───── DATASET

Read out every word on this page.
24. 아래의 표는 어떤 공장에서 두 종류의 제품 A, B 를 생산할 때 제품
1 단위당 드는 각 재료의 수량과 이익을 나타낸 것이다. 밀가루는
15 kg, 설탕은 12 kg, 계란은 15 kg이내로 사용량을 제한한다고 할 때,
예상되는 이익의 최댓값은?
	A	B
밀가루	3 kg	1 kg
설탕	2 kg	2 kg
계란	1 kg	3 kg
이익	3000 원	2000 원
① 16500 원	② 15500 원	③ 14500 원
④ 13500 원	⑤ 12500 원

──────────
───── DATASET

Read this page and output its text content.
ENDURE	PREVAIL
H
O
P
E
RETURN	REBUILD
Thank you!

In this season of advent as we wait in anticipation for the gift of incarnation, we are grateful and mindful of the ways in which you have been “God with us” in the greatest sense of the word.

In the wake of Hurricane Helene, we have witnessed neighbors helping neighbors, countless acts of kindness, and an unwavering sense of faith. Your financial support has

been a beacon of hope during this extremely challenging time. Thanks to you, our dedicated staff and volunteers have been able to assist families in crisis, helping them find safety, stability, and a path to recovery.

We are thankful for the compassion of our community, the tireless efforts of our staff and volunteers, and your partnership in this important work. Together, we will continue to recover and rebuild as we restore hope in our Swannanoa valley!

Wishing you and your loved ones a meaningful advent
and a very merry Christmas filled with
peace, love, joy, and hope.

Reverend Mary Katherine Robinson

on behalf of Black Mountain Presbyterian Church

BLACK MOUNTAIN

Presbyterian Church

──────────
───── DATASET

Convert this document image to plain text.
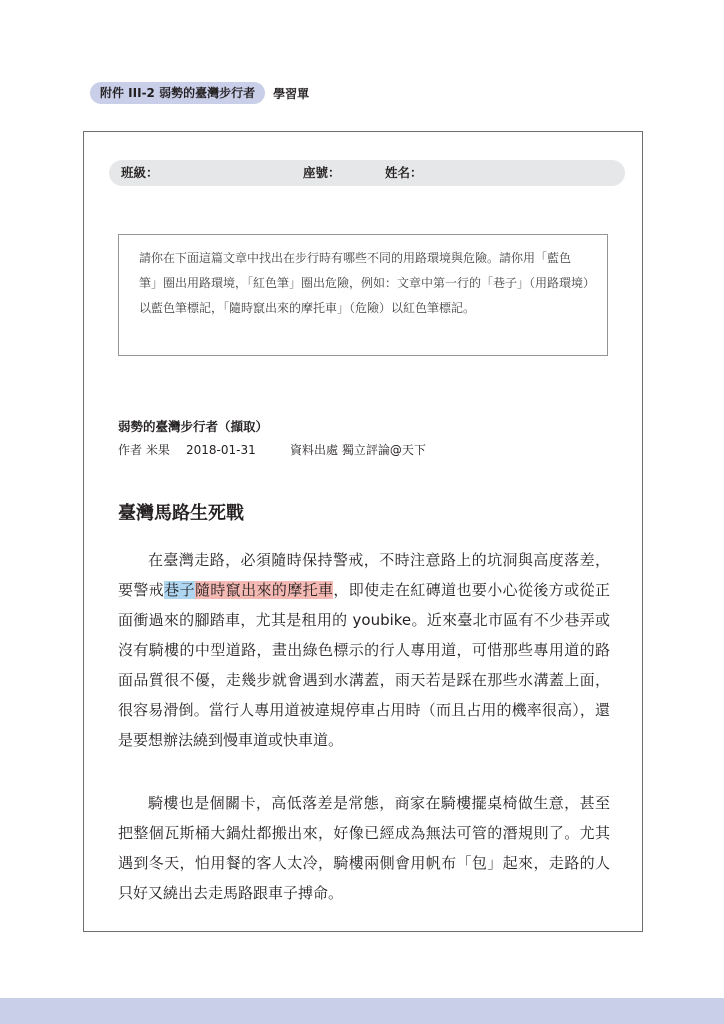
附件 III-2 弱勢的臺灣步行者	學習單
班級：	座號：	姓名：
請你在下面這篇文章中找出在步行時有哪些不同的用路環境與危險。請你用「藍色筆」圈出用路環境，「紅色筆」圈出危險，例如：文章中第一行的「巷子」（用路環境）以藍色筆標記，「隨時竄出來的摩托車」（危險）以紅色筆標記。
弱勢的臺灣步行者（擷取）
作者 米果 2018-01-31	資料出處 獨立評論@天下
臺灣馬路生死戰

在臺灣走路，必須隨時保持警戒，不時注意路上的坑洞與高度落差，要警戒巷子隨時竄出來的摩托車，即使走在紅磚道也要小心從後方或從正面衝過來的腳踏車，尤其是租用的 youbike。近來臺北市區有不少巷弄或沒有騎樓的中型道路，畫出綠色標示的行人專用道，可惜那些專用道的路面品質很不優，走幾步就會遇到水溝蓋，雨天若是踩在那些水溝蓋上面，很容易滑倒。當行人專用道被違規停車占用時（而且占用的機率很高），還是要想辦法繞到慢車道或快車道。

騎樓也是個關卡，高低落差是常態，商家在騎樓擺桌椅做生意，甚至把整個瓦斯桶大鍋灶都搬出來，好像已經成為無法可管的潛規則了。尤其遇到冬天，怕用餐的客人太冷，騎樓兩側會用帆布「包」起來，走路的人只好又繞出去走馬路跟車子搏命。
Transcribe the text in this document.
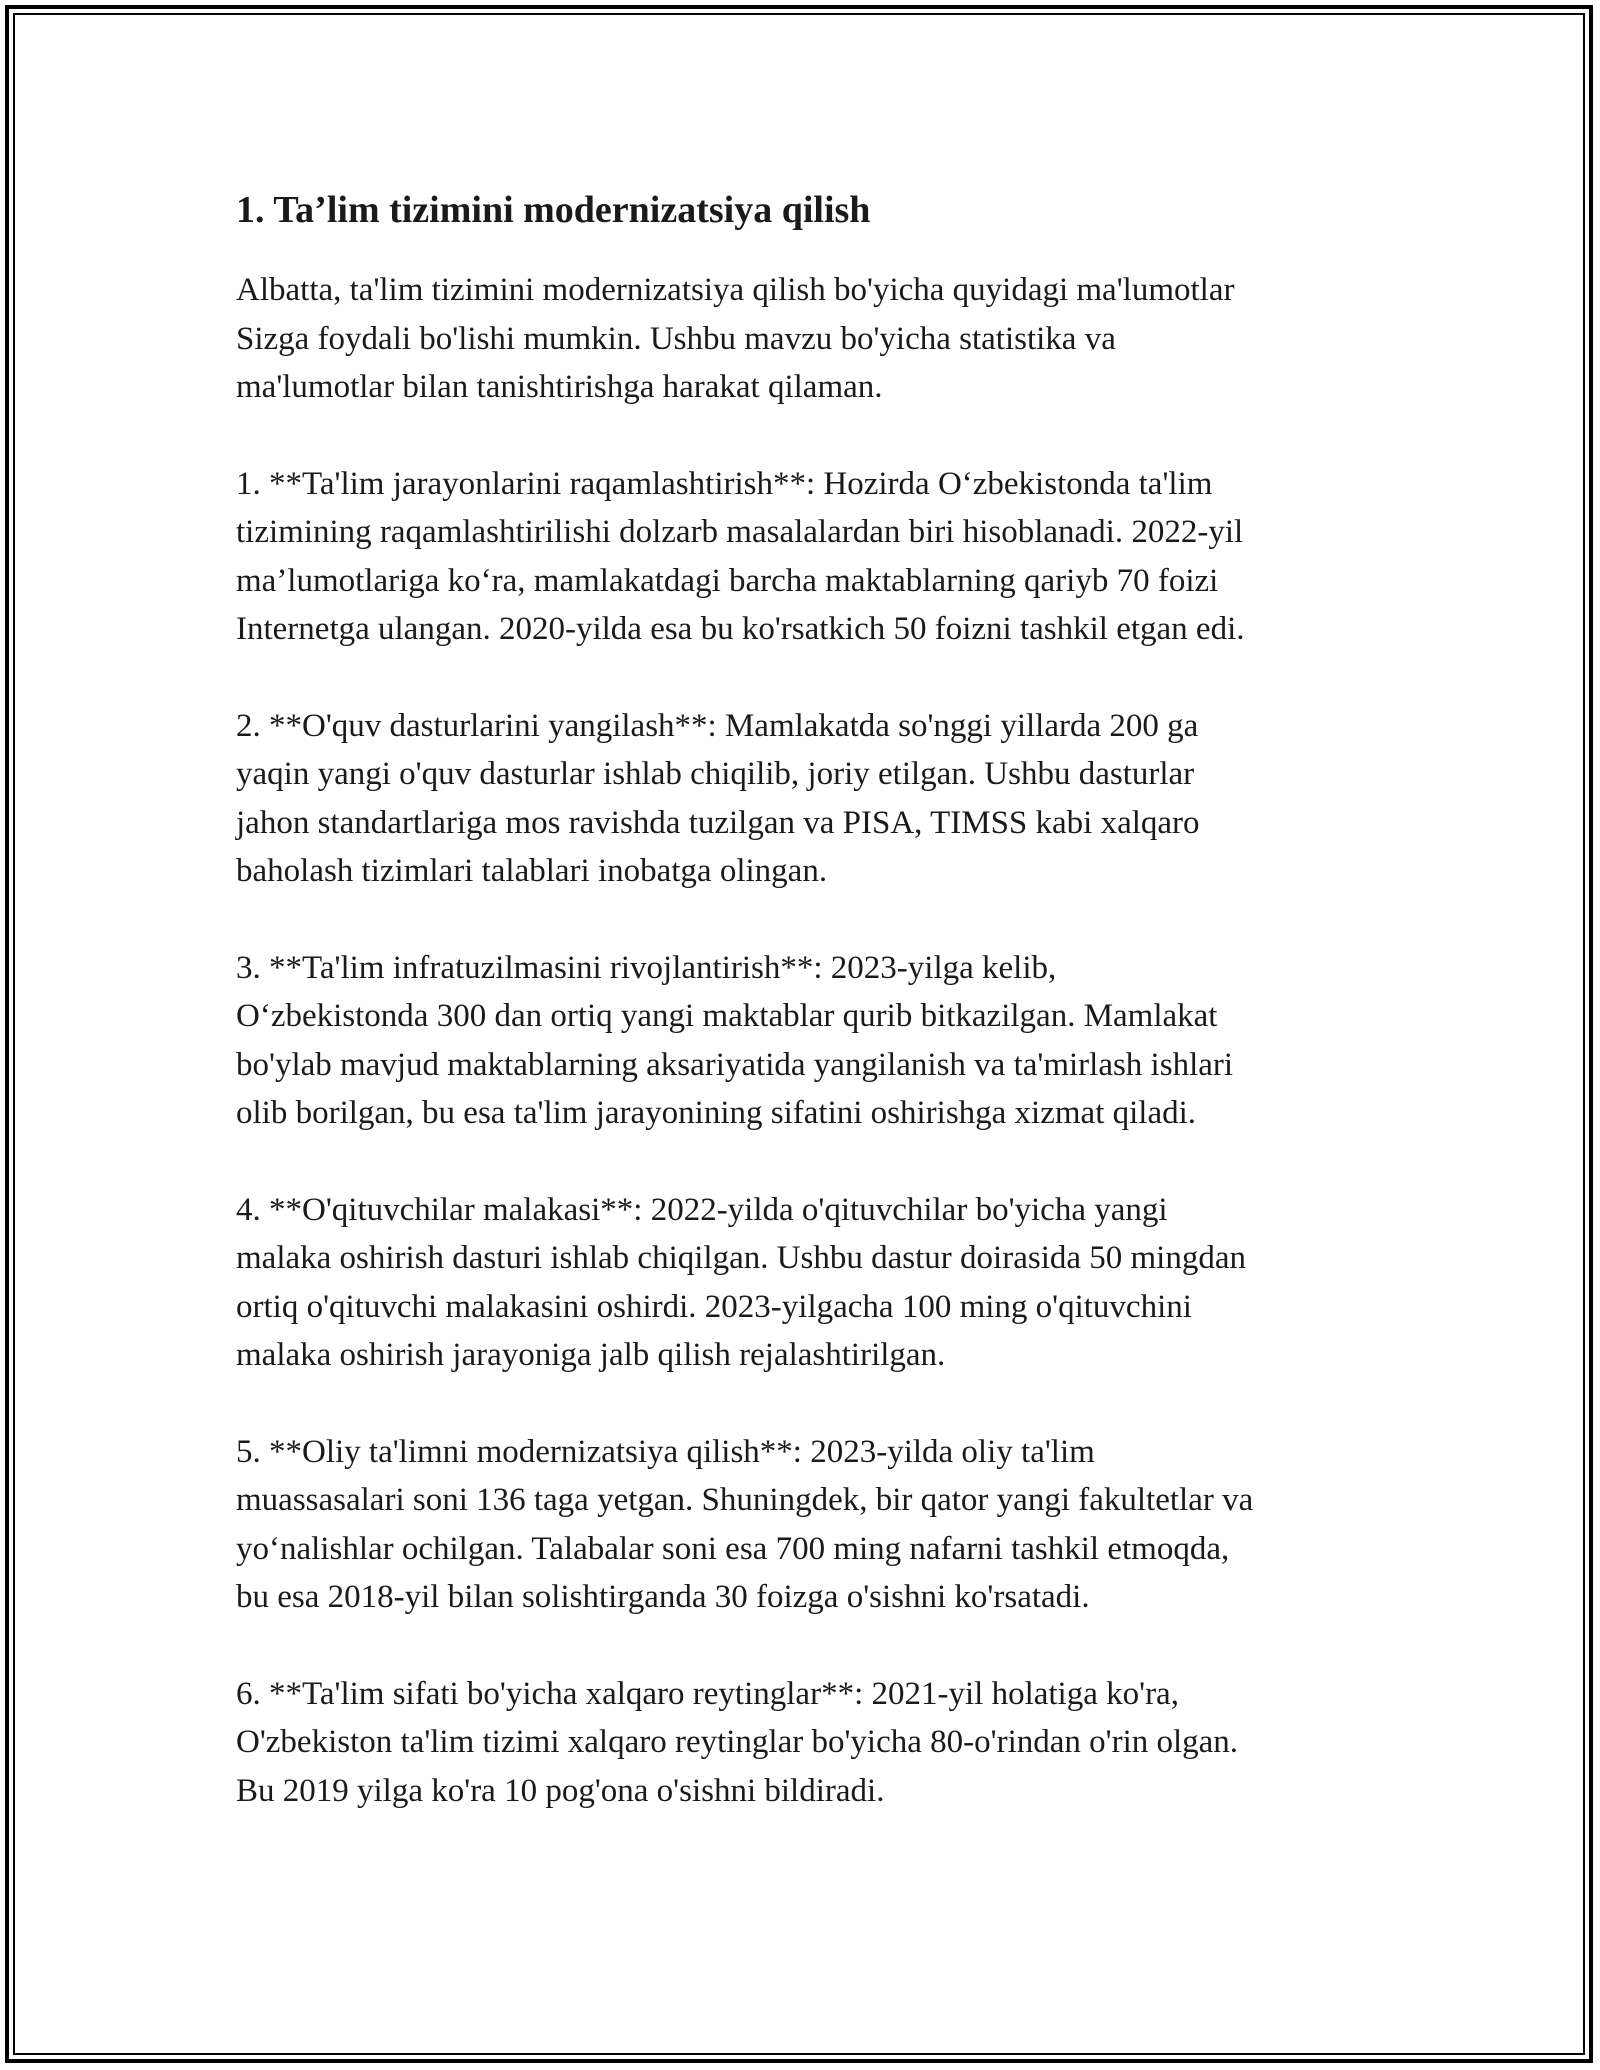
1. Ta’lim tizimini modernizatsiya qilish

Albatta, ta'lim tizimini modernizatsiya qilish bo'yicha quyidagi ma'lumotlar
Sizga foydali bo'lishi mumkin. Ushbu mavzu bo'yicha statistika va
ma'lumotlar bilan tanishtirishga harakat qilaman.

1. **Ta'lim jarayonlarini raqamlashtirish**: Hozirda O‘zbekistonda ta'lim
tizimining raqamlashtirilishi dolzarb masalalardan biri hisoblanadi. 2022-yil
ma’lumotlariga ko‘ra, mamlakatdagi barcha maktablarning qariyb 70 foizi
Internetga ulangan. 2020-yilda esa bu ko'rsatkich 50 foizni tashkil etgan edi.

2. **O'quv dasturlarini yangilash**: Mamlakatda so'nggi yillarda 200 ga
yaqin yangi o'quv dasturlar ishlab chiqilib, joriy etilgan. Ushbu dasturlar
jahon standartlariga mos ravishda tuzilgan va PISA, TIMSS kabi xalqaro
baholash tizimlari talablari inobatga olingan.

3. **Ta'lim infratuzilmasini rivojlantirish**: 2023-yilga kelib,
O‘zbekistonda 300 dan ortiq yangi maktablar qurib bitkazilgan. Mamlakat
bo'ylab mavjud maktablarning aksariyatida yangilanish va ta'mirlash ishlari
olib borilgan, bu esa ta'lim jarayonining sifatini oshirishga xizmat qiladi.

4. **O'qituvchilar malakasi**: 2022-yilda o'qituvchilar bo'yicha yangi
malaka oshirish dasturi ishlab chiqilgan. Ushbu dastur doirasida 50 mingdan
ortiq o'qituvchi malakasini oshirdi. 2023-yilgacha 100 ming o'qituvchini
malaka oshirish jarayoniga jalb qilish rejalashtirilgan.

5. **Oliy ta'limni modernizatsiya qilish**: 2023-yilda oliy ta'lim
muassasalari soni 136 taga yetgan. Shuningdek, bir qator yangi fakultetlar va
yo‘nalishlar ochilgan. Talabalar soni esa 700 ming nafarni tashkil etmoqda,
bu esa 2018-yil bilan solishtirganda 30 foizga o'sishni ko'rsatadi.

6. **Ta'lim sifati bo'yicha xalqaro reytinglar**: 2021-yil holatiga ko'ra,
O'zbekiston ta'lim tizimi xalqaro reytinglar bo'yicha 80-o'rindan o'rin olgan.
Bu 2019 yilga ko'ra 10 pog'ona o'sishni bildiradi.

──────────

TASK GOAL - Your answer should be a single number: how many lines of the material contain the word "modernizatsiya".

EXPECTED ANSWER - 3